[Dataset rows]
━━━━━━━━
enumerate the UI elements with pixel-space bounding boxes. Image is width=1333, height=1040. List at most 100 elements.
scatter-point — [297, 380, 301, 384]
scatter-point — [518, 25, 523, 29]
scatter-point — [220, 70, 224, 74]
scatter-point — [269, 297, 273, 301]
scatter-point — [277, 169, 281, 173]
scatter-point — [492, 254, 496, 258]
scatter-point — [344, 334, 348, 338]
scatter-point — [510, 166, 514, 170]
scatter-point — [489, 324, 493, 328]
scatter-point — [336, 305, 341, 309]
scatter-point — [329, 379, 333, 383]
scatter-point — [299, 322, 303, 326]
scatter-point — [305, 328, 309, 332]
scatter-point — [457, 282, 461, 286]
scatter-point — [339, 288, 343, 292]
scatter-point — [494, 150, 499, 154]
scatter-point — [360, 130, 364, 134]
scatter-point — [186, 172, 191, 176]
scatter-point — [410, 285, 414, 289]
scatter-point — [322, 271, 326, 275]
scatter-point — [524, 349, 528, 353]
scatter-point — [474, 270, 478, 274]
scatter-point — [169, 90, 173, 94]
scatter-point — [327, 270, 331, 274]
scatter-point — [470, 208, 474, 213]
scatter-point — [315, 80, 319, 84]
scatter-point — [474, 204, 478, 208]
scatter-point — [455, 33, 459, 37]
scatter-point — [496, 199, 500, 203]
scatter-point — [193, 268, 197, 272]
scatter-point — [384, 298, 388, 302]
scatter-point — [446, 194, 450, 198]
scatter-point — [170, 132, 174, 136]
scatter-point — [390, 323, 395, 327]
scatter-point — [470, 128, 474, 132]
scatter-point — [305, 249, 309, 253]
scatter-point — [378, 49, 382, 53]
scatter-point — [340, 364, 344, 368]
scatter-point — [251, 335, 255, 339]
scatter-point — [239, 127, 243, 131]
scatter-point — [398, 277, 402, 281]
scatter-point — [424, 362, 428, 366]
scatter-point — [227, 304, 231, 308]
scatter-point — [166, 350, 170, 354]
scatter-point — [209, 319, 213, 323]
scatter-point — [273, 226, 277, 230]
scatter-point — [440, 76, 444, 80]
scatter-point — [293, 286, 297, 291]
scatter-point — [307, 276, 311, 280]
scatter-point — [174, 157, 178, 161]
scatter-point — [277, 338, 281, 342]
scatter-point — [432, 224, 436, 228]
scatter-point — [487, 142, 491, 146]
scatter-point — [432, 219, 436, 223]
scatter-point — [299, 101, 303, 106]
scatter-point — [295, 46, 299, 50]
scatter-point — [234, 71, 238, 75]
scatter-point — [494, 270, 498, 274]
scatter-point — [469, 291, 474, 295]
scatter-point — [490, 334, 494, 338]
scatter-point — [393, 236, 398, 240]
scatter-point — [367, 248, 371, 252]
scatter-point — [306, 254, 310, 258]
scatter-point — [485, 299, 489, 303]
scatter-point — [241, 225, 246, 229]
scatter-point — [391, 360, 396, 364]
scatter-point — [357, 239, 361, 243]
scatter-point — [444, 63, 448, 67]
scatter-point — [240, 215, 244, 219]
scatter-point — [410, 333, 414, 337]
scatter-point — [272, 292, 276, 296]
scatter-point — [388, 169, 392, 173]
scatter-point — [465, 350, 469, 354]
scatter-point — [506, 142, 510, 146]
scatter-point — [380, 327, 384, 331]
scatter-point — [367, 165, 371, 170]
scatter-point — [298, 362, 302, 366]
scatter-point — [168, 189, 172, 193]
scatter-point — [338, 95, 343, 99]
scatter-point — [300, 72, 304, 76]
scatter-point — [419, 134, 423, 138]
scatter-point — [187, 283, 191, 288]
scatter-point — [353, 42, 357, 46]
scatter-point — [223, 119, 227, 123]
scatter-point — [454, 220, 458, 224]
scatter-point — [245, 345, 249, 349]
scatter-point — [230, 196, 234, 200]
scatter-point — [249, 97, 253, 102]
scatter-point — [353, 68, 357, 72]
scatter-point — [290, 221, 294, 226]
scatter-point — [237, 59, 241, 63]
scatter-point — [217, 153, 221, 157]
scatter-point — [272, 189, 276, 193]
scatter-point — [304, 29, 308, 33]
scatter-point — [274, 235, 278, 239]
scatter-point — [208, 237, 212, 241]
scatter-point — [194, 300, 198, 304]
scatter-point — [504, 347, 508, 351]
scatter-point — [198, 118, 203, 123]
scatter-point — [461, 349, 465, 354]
━━━━━━━━
▶ Exercise details: Please repeat the lines of the data above exactly, starting at the beginning of the data and ending at the line containing "scatter-point — [490, 334, 494, 338]", with both ends included.

▶ Worked solution:
enumerate the UI elements with pixel-space bounding boxes. Image is width=1333, height=1040. List at most 100 elements.
scatter-point — [297, 380, 301, 384]
scatter-point — [518, 25, 523, 29]
scatter-point — [220, 70, 224, 74]
scatter-point — [269, 297, 273, 301]
scatter-point — [277, 169, 281, 173]
scatter-point — [492, 254, 496, 258]
scatter-point — [344, 334, 348, 338]
scatter-point — [510, 166, 514, 170]
scatter-point — [489, 324, 493, 328]
scatter-point — [336, 305, 341, 309]
scatter-point — [329, 379, 333, 383]
scatter-point — [299, 322, 303, 326]
scatter-point — [305, 328, 309, 332]
scatter-point — [457, 282, 461, 286]
scatter-point — [339, 288, 343, 292]
scatter-point — [494, 150, 499, 154]
scatter-point — [360, 130, 364, 134]
scatter-point — [186, 172, 191, 176]
scatter-point — [410, 285, 414, 289]
scatter-point — [322, 271, 326, 275]
scatter-point — [524, 349, 528, 353]
scatter-point — [474, 270, 478, 274]
scatter-point — [169, 90, 173, 94]
scatter-point — [327, 270, 331, 274]
scatter-point — [470, 208, 474, 213]
scatter-point — [315, 80, 319, 84]
scatter-point — [474, 204, 478, 208]
scatter-point — [455, 33, 459, 37]
scatter-point — [496, 199, 500, 203]
scatter-point — [193, 268, 197, 272]
scatter-point — [384, 298, 388, 302]
scatter-point — [446, 194, 450, 198]
scatter-point — [170, 132, 174, 136]
scatter-point — [390, 323, 395, 327]
scatter-point — [470, 128, 474, 132]
scatter-point — [305, 249, 309, 253]
scatter-point — [378, 49, 382, 53]
scatter-point — [340, 364, 344, 368]
scatter-point — [251, 335, 255, 339]
scatter-point — [239, 127, 243, 131]
scatter-point — [398, 277, 402, 281]
scatter-point — [424, 362, 428, 366]
scatter-point — [227, 304, 231, 308]
scatter-point — [166, 350, 170, 354]
scatter-point — [209, 319, 213, 323]
scatter-point — [273, 226, 277, 230]
scatter-point — [440, 76, 444, 80]
scatter-point — [293, 286, 297, 291]
scatter-point — [307, 276, 311, 280]
scatter-point — [174, 157, 178, 161]
scatter-point — [277, 338, 281, 342]
scatter-point — [432, 224, 436, 228]
scatter-point — [487, 142, 491, 146]
scatter-point — [432, 219, 436, 223]
scatter-point — [299, 101, 303, 106]
scatter-point — [295, 46, 299, 50]
scatter-point — [234, 71, 238, 75]
scatter-point — [494, 270, 498, 274]
scatter-point — [469, 291, 474, 295]
scatter-point — [490, 334, 494, 338]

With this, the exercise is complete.